Extract all data as written.

>> Start Data

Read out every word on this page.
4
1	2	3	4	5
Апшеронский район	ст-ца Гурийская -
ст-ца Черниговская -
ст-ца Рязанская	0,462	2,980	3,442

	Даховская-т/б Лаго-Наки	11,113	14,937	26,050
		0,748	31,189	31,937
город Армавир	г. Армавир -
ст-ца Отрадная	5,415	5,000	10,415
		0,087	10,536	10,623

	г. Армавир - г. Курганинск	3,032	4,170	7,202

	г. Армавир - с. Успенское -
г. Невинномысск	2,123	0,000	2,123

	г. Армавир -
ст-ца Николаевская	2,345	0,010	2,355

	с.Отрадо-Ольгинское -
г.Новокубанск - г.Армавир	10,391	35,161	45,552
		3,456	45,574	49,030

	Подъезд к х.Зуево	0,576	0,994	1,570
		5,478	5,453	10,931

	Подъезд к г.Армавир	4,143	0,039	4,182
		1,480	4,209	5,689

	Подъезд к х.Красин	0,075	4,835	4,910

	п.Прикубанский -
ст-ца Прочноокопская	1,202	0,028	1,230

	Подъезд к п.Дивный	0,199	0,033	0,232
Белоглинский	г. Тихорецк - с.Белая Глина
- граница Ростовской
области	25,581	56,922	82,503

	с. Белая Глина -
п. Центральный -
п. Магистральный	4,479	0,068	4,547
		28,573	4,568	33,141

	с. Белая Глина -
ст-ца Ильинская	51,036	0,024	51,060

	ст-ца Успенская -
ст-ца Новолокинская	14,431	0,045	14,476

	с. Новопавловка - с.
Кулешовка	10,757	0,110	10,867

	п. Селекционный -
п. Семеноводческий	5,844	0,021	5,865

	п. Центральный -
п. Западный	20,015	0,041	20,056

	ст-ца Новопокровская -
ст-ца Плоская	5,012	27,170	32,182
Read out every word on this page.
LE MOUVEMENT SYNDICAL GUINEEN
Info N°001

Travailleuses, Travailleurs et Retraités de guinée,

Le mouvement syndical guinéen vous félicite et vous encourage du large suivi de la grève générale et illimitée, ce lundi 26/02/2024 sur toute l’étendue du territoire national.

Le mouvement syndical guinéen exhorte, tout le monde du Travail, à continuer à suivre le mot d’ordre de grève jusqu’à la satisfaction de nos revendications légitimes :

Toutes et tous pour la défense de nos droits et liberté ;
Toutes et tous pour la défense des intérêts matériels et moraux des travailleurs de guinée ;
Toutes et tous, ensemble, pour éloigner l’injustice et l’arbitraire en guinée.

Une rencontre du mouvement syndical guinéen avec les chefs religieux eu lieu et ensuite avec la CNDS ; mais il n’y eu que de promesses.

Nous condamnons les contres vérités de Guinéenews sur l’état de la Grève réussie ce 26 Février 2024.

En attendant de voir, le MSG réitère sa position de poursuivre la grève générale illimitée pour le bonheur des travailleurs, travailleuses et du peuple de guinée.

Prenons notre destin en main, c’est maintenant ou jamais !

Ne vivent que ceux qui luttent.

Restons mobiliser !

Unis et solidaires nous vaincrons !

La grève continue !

>> End Data

#### [Result of the task]
Read out every word on this page.
4
1	2	3	4	5
Апшеронский район	ст-ца Гурийская -
ст-ца Черниговская -
ст-ца Рязанская	0,462	2,980	3,442

	Даховская-т/б Лаго-Наки	11,113	14,937	26,050
		0,748	31,189	31,937
город Армавир	г. Армавир -
ст-ца Отрадная	5,415	5,000	10,415
		0,087	10,536	10,623

	г. Армавир - г. Курганинск	3,032	4,170	7,202

	г. Армавир - с. Успенское -
г. Невинномысск	2,123	0,000	2,123

	г. Армавир -
ст-ца Николаевская	2,345	0,010	2,355

	с.Отрадо-Ольгинское -
г.Новокубанск - г.Армавир	10,391	35,161	45,552
		3,456	45,574	49,030

	Подъезд к х.Зуево	0,576	0,994	1,570
		5,478	5,453	10,931

	Подъезд к г.Армавир	4,143	0,039	4,182
		1,480	4,209	5,689

	Подъезд к х.Красин	0,075	4,835	4,910

	п.Прикубанский -
ст-ца Прочноокопская	1,202	0,028	1,230

	Подъезд к п.Дивный	0,199	0,033	0,232
Белоглинский	г. Тихорецк - с.Белая Глина
- граница Ростовской
области	25,581	56,922	82,503

	с. Белая Глина -
п. Центральный -
п. Магистральный	4,479	0,068	4,547
		28,573	4,568	33,141

	с. Белая Глина -
ст-ца Ильинская	51,036	0,024	51,060

	ст-ца Успенская -
ст-ца Новолокинская	14,431	0,045	14,476

	с. Новопавловка - с.
Кулешовка	10,757	0,110	10,867

	п. Селекционный -
п. Семеноводческий	5,844	0,021	5,865

	п. Центральный -
п. Западный	20,015	0,041	20,056

	ст-ца Новопокровская -
ст-ца Плоская	5,012	27,170	32,182
Read out every word on this page.
LE MOUVEMENT SYNDICAL GUINEEN
Info N°001

Travailleuses, Travailleurs et Retraités de guinée,

Le mouvement syndical guinéen vous félicite et vous encourage du large suivi de la grève générale et illimitée, ce lundi 26/02/2024 sur toute l’étendue du territoire national.

Le mouvement syndical guinéen exhorte, tout le monde du Travail, à continuer à suivre le mot d’ordre de grève jusqu’à la satisfaction de nos revendications légitimes :

Toutes et tous pour la défense de nos droits et liberté ;
Toutes et tous pour la défense des intérêts matériels et moraux des travailleurs de guinée ;
Toutes et tous, ensemble, pour éloigner l’injustice et l’arbitraire en guinée.

Une rencontre du mouvement syndical guinéen avec les chefs religieux eu lieu et ensuite avec la CNDS ; mais il n’y eu que de promesses.

Nous condamnons les contres vérités de Guinéenews sur l’état de la Grève réussie ce 26 Février 2024.

En attendant de voir, le MSG réitère sa position de poursuivre la grève générale illimitée pour le bonheur des travailleurs, travailleuses et du peuple de guinée.

Prenons notre destin en main, c’est maintenant ou jamais !

Ne vivent que ceux qui luttent.

Restons mobiliser !

Unis et solidaires nous vaincrons !

La grève continue !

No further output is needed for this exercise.